What is expected: Each entry in the listing below should be restated word for word.
═════ Data records ═════
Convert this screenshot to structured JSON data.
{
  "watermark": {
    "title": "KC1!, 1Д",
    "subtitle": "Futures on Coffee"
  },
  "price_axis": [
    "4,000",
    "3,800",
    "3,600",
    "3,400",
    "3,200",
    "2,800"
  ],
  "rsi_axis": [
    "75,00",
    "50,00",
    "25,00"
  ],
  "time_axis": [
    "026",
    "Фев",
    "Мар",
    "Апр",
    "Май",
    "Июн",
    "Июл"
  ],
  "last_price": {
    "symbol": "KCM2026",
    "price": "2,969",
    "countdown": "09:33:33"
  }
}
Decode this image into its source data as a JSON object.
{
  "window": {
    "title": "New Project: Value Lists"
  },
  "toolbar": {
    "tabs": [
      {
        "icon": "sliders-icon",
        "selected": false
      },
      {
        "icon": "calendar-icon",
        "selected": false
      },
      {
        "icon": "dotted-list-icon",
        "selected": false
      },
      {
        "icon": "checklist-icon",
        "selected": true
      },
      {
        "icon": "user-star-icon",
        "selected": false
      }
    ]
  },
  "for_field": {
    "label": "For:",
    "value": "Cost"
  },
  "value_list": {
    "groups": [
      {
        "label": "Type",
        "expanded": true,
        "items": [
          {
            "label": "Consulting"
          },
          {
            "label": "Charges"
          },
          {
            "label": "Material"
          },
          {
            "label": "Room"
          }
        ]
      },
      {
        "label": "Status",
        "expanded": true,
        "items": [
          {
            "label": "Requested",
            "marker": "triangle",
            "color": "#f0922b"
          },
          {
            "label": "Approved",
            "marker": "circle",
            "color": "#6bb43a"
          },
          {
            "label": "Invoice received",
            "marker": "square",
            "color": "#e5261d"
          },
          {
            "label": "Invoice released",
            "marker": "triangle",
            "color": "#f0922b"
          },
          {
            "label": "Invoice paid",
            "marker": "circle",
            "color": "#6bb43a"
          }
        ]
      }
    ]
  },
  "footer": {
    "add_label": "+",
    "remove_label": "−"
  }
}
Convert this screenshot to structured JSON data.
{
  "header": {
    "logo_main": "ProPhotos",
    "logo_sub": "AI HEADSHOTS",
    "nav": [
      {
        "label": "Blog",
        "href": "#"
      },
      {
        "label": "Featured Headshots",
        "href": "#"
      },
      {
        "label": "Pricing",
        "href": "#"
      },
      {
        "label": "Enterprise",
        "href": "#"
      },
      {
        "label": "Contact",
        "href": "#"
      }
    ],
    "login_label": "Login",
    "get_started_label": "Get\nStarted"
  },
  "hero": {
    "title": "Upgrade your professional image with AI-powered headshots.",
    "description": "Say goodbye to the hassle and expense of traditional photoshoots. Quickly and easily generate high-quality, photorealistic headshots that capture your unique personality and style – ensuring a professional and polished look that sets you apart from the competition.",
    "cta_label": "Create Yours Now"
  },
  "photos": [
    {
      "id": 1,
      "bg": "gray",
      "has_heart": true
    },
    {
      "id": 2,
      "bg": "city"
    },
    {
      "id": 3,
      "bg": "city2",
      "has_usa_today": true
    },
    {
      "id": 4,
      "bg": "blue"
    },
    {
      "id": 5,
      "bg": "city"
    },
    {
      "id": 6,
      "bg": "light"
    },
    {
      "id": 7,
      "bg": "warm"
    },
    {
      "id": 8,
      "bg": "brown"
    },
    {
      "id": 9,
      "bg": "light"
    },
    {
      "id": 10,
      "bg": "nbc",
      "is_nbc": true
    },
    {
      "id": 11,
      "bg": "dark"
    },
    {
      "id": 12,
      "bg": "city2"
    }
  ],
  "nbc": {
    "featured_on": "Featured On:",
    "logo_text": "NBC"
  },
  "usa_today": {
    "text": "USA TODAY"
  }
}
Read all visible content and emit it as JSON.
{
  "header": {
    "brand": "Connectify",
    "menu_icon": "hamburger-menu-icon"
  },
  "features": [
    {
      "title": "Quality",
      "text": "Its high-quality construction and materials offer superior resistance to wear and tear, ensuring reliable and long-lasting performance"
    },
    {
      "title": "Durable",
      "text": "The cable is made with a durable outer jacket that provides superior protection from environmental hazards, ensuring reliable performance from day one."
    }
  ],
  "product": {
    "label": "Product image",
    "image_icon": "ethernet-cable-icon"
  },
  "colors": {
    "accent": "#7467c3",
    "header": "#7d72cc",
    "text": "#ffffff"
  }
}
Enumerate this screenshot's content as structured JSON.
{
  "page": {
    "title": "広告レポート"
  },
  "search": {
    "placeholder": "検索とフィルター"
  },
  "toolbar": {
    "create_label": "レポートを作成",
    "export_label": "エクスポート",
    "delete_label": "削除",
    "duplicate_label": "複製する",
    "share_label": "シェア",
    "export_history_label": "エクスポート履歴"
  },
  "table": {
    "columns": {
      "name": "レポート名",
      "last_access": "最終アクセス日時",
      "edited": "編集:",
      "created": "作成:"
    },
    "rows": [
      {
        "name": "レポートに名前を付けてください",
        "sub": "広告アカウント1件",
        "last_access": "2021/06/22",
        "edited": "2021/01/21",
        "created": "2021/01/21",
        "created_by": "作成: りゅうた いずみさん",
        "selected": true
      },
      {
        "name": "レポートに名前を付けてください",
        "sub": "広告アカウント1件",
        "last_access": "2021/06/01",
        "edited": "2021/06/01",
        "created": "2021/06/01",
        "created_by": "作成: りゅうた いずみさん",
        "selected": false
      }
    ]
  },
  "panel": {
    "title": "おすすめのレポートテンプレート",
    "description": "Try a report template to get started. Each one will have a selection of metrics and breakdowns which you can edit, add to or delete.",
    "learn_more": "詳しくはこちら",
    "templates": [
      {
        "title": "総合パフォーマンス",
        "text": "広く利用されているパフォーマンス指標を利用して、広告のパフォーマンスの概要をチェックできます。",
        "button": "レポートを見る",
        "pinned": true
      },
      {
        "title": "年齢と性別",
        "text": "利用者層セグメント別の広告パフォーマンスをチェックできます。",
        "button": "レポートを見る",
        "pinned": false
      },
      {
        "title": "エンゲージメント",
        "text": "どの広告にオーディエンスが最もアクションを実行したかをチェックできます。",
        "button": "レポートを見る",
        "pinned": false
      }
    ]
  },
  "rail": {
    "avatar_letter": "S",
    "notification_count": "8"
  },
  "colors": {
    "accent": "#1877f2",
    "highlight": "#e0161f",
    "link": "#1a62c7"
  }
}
═════
Solution to this problem:
Convert this screenshot to structured JSON data.
{
  "watermark": {
    "title": "KC1!, 1Д",
    "subtitle": "Futures on Coffee"
  },
  "price_axis": [
    "4,000",
    "3,800",
    "3,600",
    "3,400",
    "3,200",
    "2,800"
  ],
  "rsi_axis": [
    "75,00",
    "50,00",
    "25,00"
  ],
  "time_axis": [
    "026",
    "Фев",
    "Мар",
    "Апр",
    "Май",
    "Июн",
    "Июл"
  ],
  "last_price": {
    "symbol": "KCM2026",
    "price": "2,969",
    "countdown": "09:33:33"
  }
}
Decode this image into its source data as a JSON object.
{
  "window": {
    "title": "New Project: Value Lists"
  },
  "toolbar": {
    "tabs": [
      {
        "icon": "sliders-icon",
        "selected": false
      },
      {
        "icon": "calendar-icon",
        "selected": false
      },
      {
        "icon": "dotted-list-icon",
        "selected": false
      },
      {
        "icon": "checklist-icon",
        "selected": true
      },
      {
        "icon": "user-star-icon",
        "selected": false
      }
    ]
  },
  "for_field": {
    "label": "For:",
    "value": "Cost"
  },
  "value_list": {
    "groups": [
      {
        "label": "Type",
        "expanded": true,
        "items": [
          {
            "label": "Consulting"
          },
          {
            "label": "Charges"
          },
          {
            "label": "Material"
          },
          {
            "label": "Room"
          }
        ]
      },
      {
        "label": "Status",
        "expanded": true,
        "items": [
          {
            "label": "Requested",
            "marker": "triangle",
            "color": "#f0922b"
          },
          {
            "label": "Approved",
            "marker": "circle",
            "color": "#6bb43a"
          },
          {
            "label": "Invoice received",
            "marker": "square",
            "color": "#e5261d"
          },
          {
            "label": "Invoice released",
            "marker": "triangle",
            "color": "#f0922b"
          },
          {
            "label": "Invoice paid",
            "marker": "circle",
            "color": "#6bb43a"
          }
        ]
      }
    ]
  },
  "footer": {
    "add_label": "+",
    "remove_label": "−"
  }
}
Convert this screenshot to structured JSON data.
{
  "header": {
    "logo_main": "ProPhotos",
    "logo_sub": "AI HEADSHOTS",
    "nav": [
      {
        "label": "Blog",
        "href": "#"
      },
      {
        "label": "Featured Headshots",
        "href": "#"
      },
      {
        "label": "Pricing",
        "href": "#"
      },
      {
        "label": "Enterprise",
        "href": "#"
      },
      {
        "label": "Contact",
        "href": "#"
      }
    ],
    "login_label": "Login",
    "get_started_label": "Get\nStarted"
  },
  "hero": {
    "title": "Upgrade your professional image with AI-powered headshots.",
    "description": "Say goodbye to the hassle and expense of traditional photoshoots. Quickly and easily generate high-quality, photorealistic headshots that capture your unique personality and style – ensuring a professional and polished look that sets you apart from the competition.",
    "cta_label": "Create Yours Now"
  },
  "photos": [
    {
      "id": 1,
      "bg": "gray",
      "has_heart": true
    },
    {
      "id": 2,
      "bg": "city"
    },
    {
      "id": 3,
      "bg": "city2",
      "has_usa_today": true
    },
    {
      "id": 4,
      "bg": "blue"
    },
    {
      "id": 5,
      "bg": "city"
    },
    {
      "id": 6,
      "bg": "light"
    },
    {
      "id": 7,
      "bg": "warm"
    },
    {
      "id": 8,
      "bg": "brown"
    },
    {
      "id": 9,
      "bg": "light"
    },
    {
      "id": 10,
      "bg": "nbc",
      "is_nbc": true
    },
    {
      "id": 11,
      "bg": "dark"
    },
    {
      "id": 12,
      "bg": "city2"
    }
  ],
  "nbc": {
    "featured_on": "Featured On:",
    "logo_text": "NBC"
  },
  "usa_today": {
    "text": "USA TODAY"
  }
}
Read all visible content and emit it as JSON.
{
  "header": {
    "brand": "Connectify",
    "menu_icon": "hamburger-menu-icon"
  },
  "features": [
    {
      "title": "Quality",
      "text": "Its high-quality construction and materials offer superior resistance to wear and tear, ensuring reliable and long-lasting performance"
    },
    {
      "title": "Durable",
      "text": "The cable is made with a durable outer jacket that provides superior protection from environmental hazards, ensuring reliable performance from day one."
    }
  ],
  "product": {
    "label": "Product image",
    "image_icon": "ethernet-cable-icon"
  },
  "colors": {
    "accent": "#7467c3",
    "header": "#7d72cc",
    "text": "#ffffff"
  }
}
Enumerate this screenshot's content as structured JSON.
{
  "page": {
    "title": "広告レポート"
  },
  "search": {
    "placeholder": "検索とフィルター"
  },
  "toolbar": {
    "create_label": "レポートを作成",
    "export_label": "エクスポート",
    "delete_label": "削除",
    "duplicate_label": "複製する",
    "share_label": "シェア",
    "export_history_label": "エクスポート履歴"
  },
  "table": {
    "columns": {
      "name": "レポート名",
      "last_access": "最終アクセス日時",
      "edited": "編集:",
      "created": "作成:"
    },
    "rows": [
      {
        "name": "レポートに名前を付けてください",
        "sub": "広告アカウント1件",
        "last_access": "2021/06/22",
        "edited": "2021/01/21",
        "created": "2021/01/21",
        "created_by": "作成: りゅうた いずみさん",
        "selected": true
      },
      {
        "name": "レポートに名前を付けてください",
        "sub": "広告アカウント1件",
        "last_access": "2021/06/01",
        "edited": "2021/06/01",
        "created": "2021/06/01",
        "created_by": "作成: りゅうた いずみさん",
        "selected": false
      }
    ]
  },
  "panel": {
    "title": "おすすめのレポートテンプレート",
    "description": "Try a report template to get started. Each one will have a selection of metrics and breakdowns which you can edit, add to or delete.",
    "learn_more": "詳しくはこちら",
    "templates": [
      {
        "title": "総合パフォーマンス",
        "text": "広く利用されているパフォーマンス指標を利用して、広告のパフォーマンスの概要をチェックできます。",
        "button": "レポートを見る",
        "pinned": true
      },
      {
        "title": "年齢と性別",
        "text": "利用者層セグメント別の広告パフォーマンスをチェックできます。",
        "button": "レポートを見る",
        "pinned": false
      },
      {
        "title": "エンゲージメント",
        "text": "どの広告にオーディエンスが最もアクションを実行したかをチェックできます。",
        "button": "レポートを見る",
        "pinned": false
      }
    ]
  },
  "rail": {
    "avatar_letter": "S",
    "notification_count": "8"
  },
  "colors": {
    "accent": "#1877f2",
    "highlight": "#e0161f",
    "link": "#1a62c7"
  }
}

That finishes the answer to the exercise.